What you should do: Please list all lines of the material below in which the string "soal" occurs.

Data for processing:

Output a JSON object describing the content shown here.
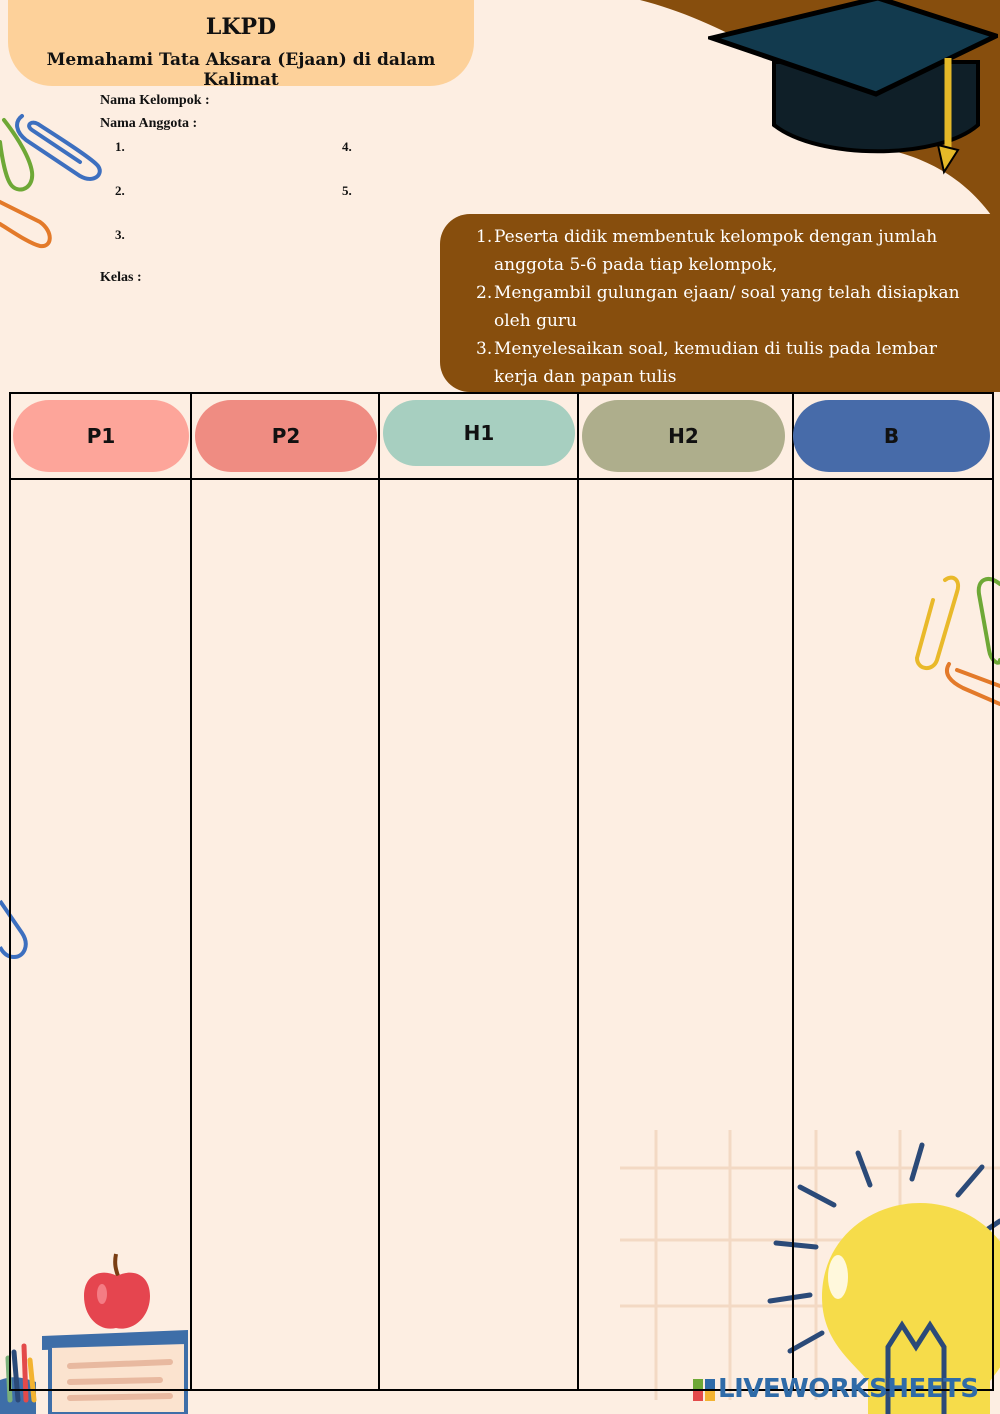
{
  "header": {
    "title": "LKPD",
    "subtitle": "Memahami Tata Aksara (Ejaan) di dalam Kalimat"
  },
  "form": {
    "group_label": "Nama Kelompok :",
    "members_label": "Nama Anggota :",
    "member_numbers": [
      "1.",
      "2.",
      "3.",
      "4.",
      "5."
    ],
    "class_label": "Kelas :"
  },
  "instructions": [
    {
      "num": "1.",
      "text": "Peserta didik membentuk kelompok dengan jumlah anggota 5-6 pada tiap kelompok,"
    },
    {
      "num": "2.",
      "text": "Mengambil gulungan ejaan/ soal yang telah disiapkan oleh guru"
    },
    {
      "num": "3.",
      "text": "Menyelesaikan soal, kemudian di tulis pada lembar kerja dan papan tulis"
    }
  ],
  "columns": [
    {
      "label": "P1",
      "color": "#fda59a"
    },
    {
      "label": "P2",
      "color": "#ef8c82"
    },
    {
      "label": "H1",
      "color": "#a7cfc0"
    },
    {
      "label": "H2",
      "color": "#aeae8c"
    },
    {
      "label": "B",
      "color": "#476ba9"
    }
  ],
  "colors": {
    "background": "#fdeee2",
    "title_box": "#fdd19a",
    "instructions_box": "#874e0d",
    "corner_shape": "#874e0d"
  },
  "icons": [
    "graduation-cap-icon",
    "paperclip-icon",
    "apple-icon",
    "books-icon",
    "lightbulb-icon"
  ],
  "brand": {
    "name": "LIVEWORKSHEETS"
  }
}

Output below:
      "text": "Mengambil gulungan ejaan/ soal yang telah disiapkan oleh guru"
      "text": "Menyelesaikan soal, kemudian di tulis pada lembar kerja dan papan tulis"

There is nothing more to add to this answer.